*Records provided:*
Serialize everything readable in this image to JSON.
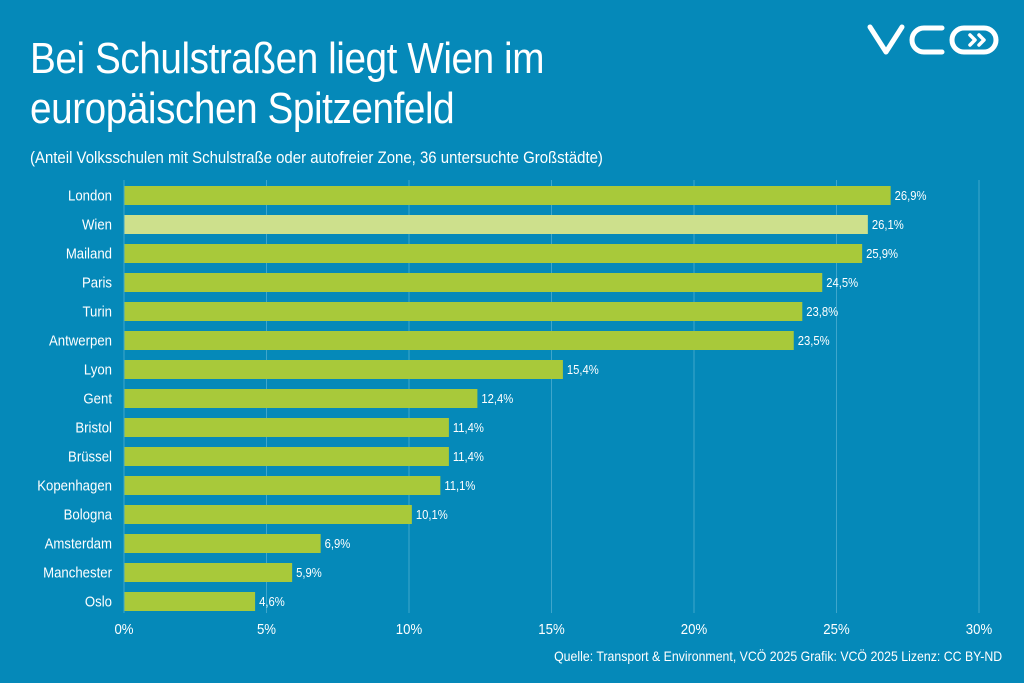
{
  "logo_text": "VCÖ",
  "chart_data": {
    "type": "bar",
    "orientation": "horizontal",
    "title": "Bei Schulstraßen liegt Wien im europäischen Spitzenfeld",
    "title_lines": [
      "Bei Schulstraßen liegt Wien im",
      "europäischen Spitzenfeld"
    ],
    "subtitle": "(Anteil Volksschulen mit Schulstraße oder autofreier Zone, 36 untersuchte Großstädte)",
    "categories": [
      "London",
      "Wien",
      "Mailand",
      "Paris",
      "Turin",
      "Antwerpen",
      "Lyon",
      "Gent",
      "Bristol",
      "Brüssel",
      "Kopenhagen",
      "Bologna",
      "Amsterdam",
      "Manchester",
      "Oslo"
    ],
    "values": [
      26.9,
      26.1,
      25.9,
      24.5,
      23.8,
      23.5,
      15.4,
      12.4,
      11.4,
      11.4,
      11.1,
      10.1,
      6.9,
      5.9,
      4.6
    ],
    "data_labels": [
      "26,9%",
      "26,1%",
      "25,9%",
      "24,5%",
      "23,8%",
      "23,5%",
      "15,4%",
      "12,4%",
      "11,4%",
      "11,4%",
      "11,1%",
      "10,1%",
      "6,9%",
      "5,9%",
      "4,6%"
    ],
    "highlight": "Wien",
    "xlim": [
      0,
      30
    ],
    "xticks": [
      0,
      5,
      10,
      15,
      20,
      25,
      30
    ],
    "xtick_labels": [
      "0%",
      "5%",
      "10%",
      "15%",
      "20%",
      "25%",
      "30%"
    ],
    "grid": true,
    "colors": {
      "background": "#0589b9",
      "bar": "#a8c93a",
      "highlight": "#cde08c",
      "grid": "#3fa6cc"
    }
  },
  "source": "Quelle: Transport & Environment, VCÖ 2025 Grafik: VCÖ 2025 Lizenz: CC BY-ND"
}
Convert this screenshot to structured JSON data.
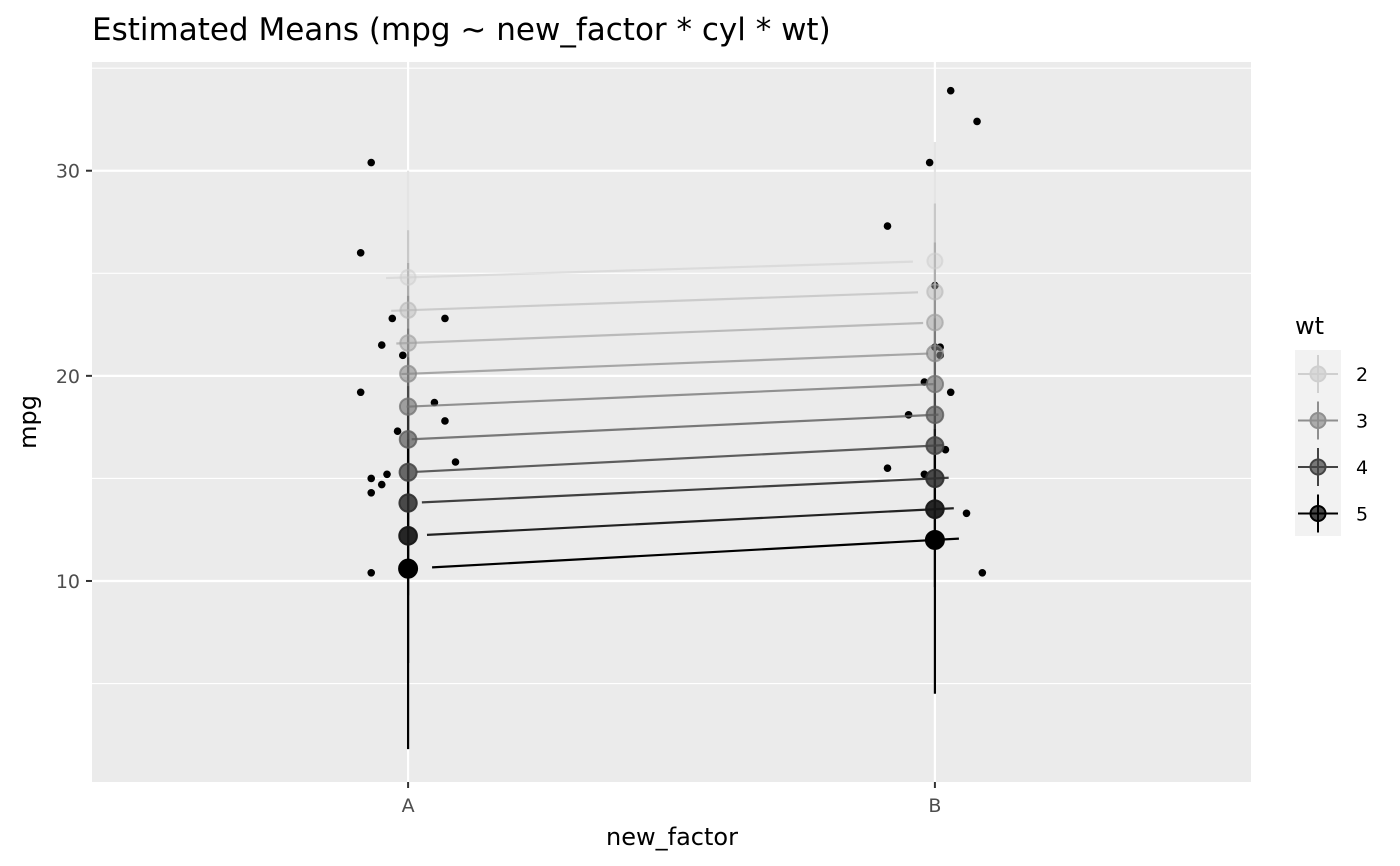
{
  "chart_data": {
    "type": "scatter",
    "title": "Estimated Means (mpg ~ new_factor * cyl * wt)",
    "xlabel": "new_factor",
    "ylabel": "mpg",
    "categories": [
      "A",
      "B"
    ],
    "ylim": [
      0.2,
      35.3
    ],
    "y_ticks": [
      10,
      20,
      30
    ],
    "grid": true,
    "legend": {
      "title": "wt",
      "placement": "right",
      "entries": [
        {
          "label": "2",
          "shade": "#cfcfcf"
        },
        {
          "label": "3",
          "shade": "#8f8f8f"
        },
        {
          "label": "4",
          "shade": "#444444"
        },
        {
          "label": "5",
          "shade": "#000000"
        }
      ]
    },
    "estimated_means": {
      "A": [
        {
          "wt": 1.5,
          "mean": 24.8,
          "ci": [
            22.4,
            30.0
          ]
        },
        {
          "wt": 1.9,
          "mean": 23.2,
          "ci": [
            18.9,
            27.1
          ]
        },
        {
          "wt": 2.3,
          "mean": 21.6,
          "ci": [
            17.8,
            25.5
          ]
        },
        {
          "wt": 2.7,
          "mean": 20.1,
          "ci": [
            16.5,
            23.9
          ]
        },
        {
          "wt": 3.1,
          "mean": 18.5,
          "ci": [
            14.8,
            22.3
          ]
        },
        {
          "wt": 3.5,
          "mean": 16.9,
          "ci": [
            13.0,
            20.9
          ]
        },
        {
          "wt": 3.9,
          "mean": 15.3,
          "ci": [
            11.2,
            19.5
          ]
        },
        {
          "wt": 4.3,
          "mean": 13.8,
          "ci": [
            9.3,
            18.2
          ]
        },
        {
          "wt": 4.7,
          "mean": 12.2,
          "ci": [
            6.0,
            17.2
          ]
        },
        {
          "wt": 5.1,
          "mean": 10.6,
          "ci": [
            1.8,
            16.9
          ]
        }
      ],
      "B": [
        {
          "wt": 1.5,
          "mean": 25.6,
          "ci": [
            22.2,
            31.4
          ]
        },
        {
          "wt": 1.9,
          "mean": 24.1,
          "ci": [
            21.0,
            28.4
          ]
        },
        {
          "wt": 2.3,
          "mean": 22.6,
          "ci": [
            19.7,
            26.5
          ]
        },
        {
          "wt": 2.7,
          "mean": 21.1,
          "ci": [
            18.4,
            24.5
          ]
        },
        {
          "wt": 3.1,
          "mean": 19.6,
          "ci": [
            17.0,
            22.8
          ]
        },
        {
          "wt": 3.5,
          "mean": 18.1,
          "ci": [
            15.5,
            21.2
          ]
        },
        {
          "wt": 3.9,
          "mean": 16.6,
          "ci": [
            13.8,
            19.8
          ]
        },
        {
          "wt": 4.3,
          "mean": 15.0,
          "ci": [
            11.9,
            18.5
          ]
        },
        {
          "wt": 4.7,
          "mean": 13.5,
          "ci": [
            9.7,
            17.4
          ]
        },
        {
          "wt": 5.1,
          "mean": 12.0,
          "ci": [
            4.5,
            16.6
          ]
        }
      ]
    },
    "observations": [
      {
        "group": "A",
        "x": 0.93,
        "y": 30.4
      },
      {
        "group": "A",
        "x": 0.91,
        "y": 26.0
      },
      {
        "group": "A",
        "x": 0.97,
        "y": 22.8
      },
      {
        "group": "A",
        "x": 1.07,
        "y": 22.8
      },
      {
        "group": "A",
        "x": 0.95,
        "y": 21.5
      },
      {
        "group": "A",
        "x": 0.99,
        "y": 21.0
      },
      {
        "group": "A",
        "x": 0.91,
        "y": 19.2
      },
      {
        "group": "A",
        "x": 1.05,
        "y": 18.7
      },
      {
        "group": "A",
        "x": 1.07,
        "y": 17.8
      },
      {
        "group": "A",
        "x": 0.98,
        "y": 17.3
      },
      {
        "group": "A",
        "x": 1.09,
        "y": 15.8
      },
      {
        "group": "A",
        "x": 0.96,
        "y": 15.2
      },
      {
        "group": "A",
        "x": 0.93,
        "y": 15.0
      },
      {
        "group": "A",
        "x": 0.95,
        "y": 14.7
      },
      {
        "group": "A",
        "x": 0.93,
        "y": 14.3
      },
      {
        "group": "A",
        "x": 0.93,
        "y": 10.4
      },
      {
        "group": "B",
        "x": 2.03,
        "y": 33.9
      },
      {
        "group": "B",
        "x": 2.08,
        "y": 32.4
      },
      {
        "group": "B",
        "x": 1.99,
        "y": 30.4
      },
      {
        "group": "B",
        "x": 1.91,
        "y": 27.3
      },
      {
        "group": "B",
        "x": 2.0,
        "y": 24.4
      },
      {
        "group": "B",
        "x": 2.01,
        "y": 21.4
      },
      {
        "group": "B",
        "x": 2.0,
        "y": 21.4
      },
      {
        "group": "B",
        "x": 2.01,
        "y": 21.0
      },
      {
        "group": "B",
        "x": 1.98,
        "y": 19.7
      },
      {
        "group": "B",
        "x": 2.03,
        "y": 19.2
      },
      {
        "group": "B",
        "x": 1.95,
        "y": 18.1
      },
      {
        "group": "B",
        "x": 2.02,
        "y": 16.4
      },
      {
        "group": "B",
        "x": 1.91,
        "y": 15.5
      },
      {
        "group": "B",
        "x": 1.98,
        "y": 15.2
      },
      {
        "group": "B",
        "x": 2.06,
        "y": 13.3
      },
      {
        "group": "B",
        "x": 2.09,
        "y": 10.4
      }
    ]
  }
}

*Written exercise:*
Copy the data exactly. Any picture it contains is to be omitted.

*The response:*
Serialize everything readable in this image to JSON.
{
  "logo_text": "VCÖ",
  "chart_data": {
    "type": "bar",
    "orientation": "horizontal",
    "title": "Bei Schulstraßen liegt Wien im europäischen Spitzenfeld",
    "title_lines": [
      "Bei Schulstraßen liegt Wien im",
      "europäischen Spitzenfeld"
    ],
    "subtitle": "(Anteil Volksschulen mit Schulstraße oder autofreier Zone, 36 untersuchte Großstädte)",
    "categories": [
      "London",
      "Wien",
      "Mailand",
      "Paris",
      "Turin",
      "Antwerpen",
      "Lyon",
      "Gent",
      "Bristol",
      "Brüssel",
      "Kopenhagen",
      "Bologna",
      "Amsterdam",
      "Manchester",
      "Oslo"
    ],
    "values": [
      26.9,
      26.1,
      25.9,
      24.5,
      23.8,
      23.5,
      15.4,
      12.4,
      11.4,
      11.4,
      11.1,
      10.1,
      6.9,
      5.9,
      4.6
    ],
    "data_labels": [
      "26,9%",
      "26,1%",
      "25,9%",
      "24,5%",
      "23,8%",
      "23,5%",
      "15,4%",
      "12,4%",
      "11,4%",
      "11,4%",
      "11,1%",
      "10,1%",
      "6,9%",
      "5,9%",
      "4,6%"
    ],
    "highlight": "Wien",
    "xlim": [
      0,
      30
    ],
    "xticks": [
      0,
      5,
      10,
      15,
      20,
      25,
      30
    ],
    "xtick_labels": [
      "0%",
      "5%",
      "10%",
      "15%",
      "20%",
      "25%",
      "30%"
    ],
    "grid": true,
    "colors": {
      "background": "#0589b9",
      "bar": "#a8c93a",
      "highlight": "#cde08c",
      "grid": "#3fa6cc"
    }
  },
  "source": "Quelle: Transport & Environment, VCÖ 2025 Grafik: VCÖ 2025 Lizenz: CC BY-ND"
}
Convert this screenshot to structured JSON data.
{
  "chart_data": {
    "type": "scatter",
    "title": "Estimated Means (mpg ~ new_factor * cyl * wt)",
    "xlabel": "new_factor",
    "ylabel": "mpg",
    "categories": [
      "A",
      "B"
    ],
    "ylim": [
      0.2,
      35.3
    ],
    "y_ticks": [
      10,
      20,
      30
    ],
    "grid": true,
    "legend": {
      "title": "wt",
      "placement": "right",
      "entries": [
        {
          "label": "2",
          "shade": "#cfcfcf"
        },
        {
          "label": "3",
          "shade": "#8f8f8f"
        },
        {
          "label": "4",
          "shade": "#444444"
        },
        {
          "label": "5",
          "shade": "#000000"
        }
      ]
    },
    "estimated_means": {
      "A": [
        {
          "wt": 1.5,
          "mean": 24.8,
          "ci": [
            22.4,
            30.0
          ]
        },
        {
          "wt": 1.9,
          "mean": 23.2,
          "ci": [
            18.9,
            27.1
          ]
        },
        {
          "wt": 2.3,
          "mean": 21.6,
          "ci": [
            17.8,
            25.5
          ]
        },
        {
          "wt": 2.7,
          "mean": 20.1,
          "ci": [
            16.5,
            23.9
          ]
        },
        {
          "wt": 3.1,
          "mean": 18.5,
          "ci": [
            14.8,
            22.3
          ]
        },
        {
          "wt": 3.5,
          "mean": 16.9,
          "ci": [
            13.0,
            20.9
          ]
        },
        {
          "wt": 3.9,
          "mean": 15.3,
          "ci": [
            11.2,
            19.5
          ]
        },
        {
          "wt": 4.3,
          "mean": 13.8,
          "ci": [
            9.3,
            18.2
          ]
        },
        {
          "wt": 4.7,
          "mean": 12.2,
          "ci": [
            6.0,
            17.2
          ]
        },
        {
          "wt": 5.1,
          "mean": 10.6,
          "ci": [
            1.8,
            16.9
          ]
        }
      ],
      "B": [
        {
          "wt": 1.5,
          "mean": 25.6,
          "ci": [
            22.2,
            31.4
          ]
        },
        {
          "wt": 1.9,
          "mean": 24.1,
          "ci": [
            21.0,
            28.4
          ]
        },
        {
          "wt": 2.3,
          "mean": 22.6,
          "ci": [
            19.7,
            26.5
          ]
        },
        {
          "wt": 2.7,
          "mean": 21.1,
          "ci": [
            18.4,
            24.5
          ]
        },
        {
          "wt": 3.1,
          "mean": 19.6,
          "ci": [
            17.0,
            22.8
          ]
        },
        {
          "wt": 3.5,
          "mean": 18.1,
          "ci": [
            15.5,
            21.2
          ]
        },
        {
          "wt": 3.9,
          "mean": 16.6,
          "ci": [
            13.8,
            19.8
          ]
        },
        {
          "wt": 4.3,
          "mean": 15.0,
          "ci": [
            11.9,
            18.5
          ]
        },
        {
          "wt": 4.7,
          "mean": 13.5,
          "ci": [
            9.7,
            17.4
          ]
        },
        {
          "wt": 5.1,
          "mean": 12.0,
          "ci": [
            4.5,
            16.6
          ]
        }
      ]
    },
    "observations": [
      {
        "group": "A",
        "x": 0.93,
        "y": 30.4
      },
      {
        "group": "A",
        "x": 0.91,
        "y": 26.0
      },
      {
        "group": "A",
        "x": 0.97,
        "y": 22.8
      },
      {
        "group": "A",
        "x": 1.07,
        "y": 22.8
      },
      {
        "group": "A",
        "x": 0.95,
        "y": 21.5
      },
      {
        "group": "A",
        "x": 0.99,
        "y": 21.0
      },
      {
        "group": "A",
        "x": 0.91,
        "y": 19.2
      },
      {
        "group": "A",
        "x": 1.05,
        "y": 18.7
      },
      {
        "group": "A",
        "x": 1.07,
        "y": 17.8
      },
      {
        "group": "A",
        "x": 0.98,
        "y": 17.3
      },
      {
        "group": "A",
        "x": 1.09,
        "y": 15.8
      },
      {
        "group": "A",
        "x": 0.96,
        "y": 15.2
      },
      {
        "group": "A",
        "x": 0.93,
        "y": 15.0
      },
      {
        "group": "A",
        "x": 0.95,
        "y": 14.7
      },
      {
        "group": "A",
        "x": 0.93,
        "y": 14.3
      },
      {
        "group": "A",
        "x": 0.93,
        "y": 10.4
      },
      {
        "group": "B",
        "x": 2.03,
        "y": 33.9
      },
      {
        "group": "B",
        "x": 2.08,
        "y": 32.4
      },
      {
        "group": "B",
        "x": 1.99,
        "y": 30.4
      },
      {
        "group": "B",
        "x": 1.91,
        "y": 27.3
      },
      {
        "group": "B",
        "x": 2.0,
        "y": 24.4
      },
      {
        "group": "B",
        "x": 2.01,
        "y": 21.4
      },
      {
        "group": "B",
        "x": 2.0,
        "y": 21.4
      },
      {
        "group": "B",
        "x": 2.01,
        "y": 21.0
      },
      {
        "group": "B",
        "x": 1.98,
        "y": 19.7
      },
      {
        "group": "B",
        "x": 2.03,
        "y": 19.2
      },
      {
        "group": "B",
        "x": 1.95,
        "y": 18.1
      },
      {
        "group": "B",
        "x": 2.02,
        "y": 16.4
      },
      {
        "group": "B",
        "x": 1.91,
        "y": 15.5
      },
      {
        "group": "B",
        "x": 1.98,
        "y": 15.2
      },
      {
        "group": "B",
        "x": 2.06,
        "y": 13.3
      },
      {
        "group": "B",
        "x": 2.09,
        "y": 10.4
      }
    ]
  }
}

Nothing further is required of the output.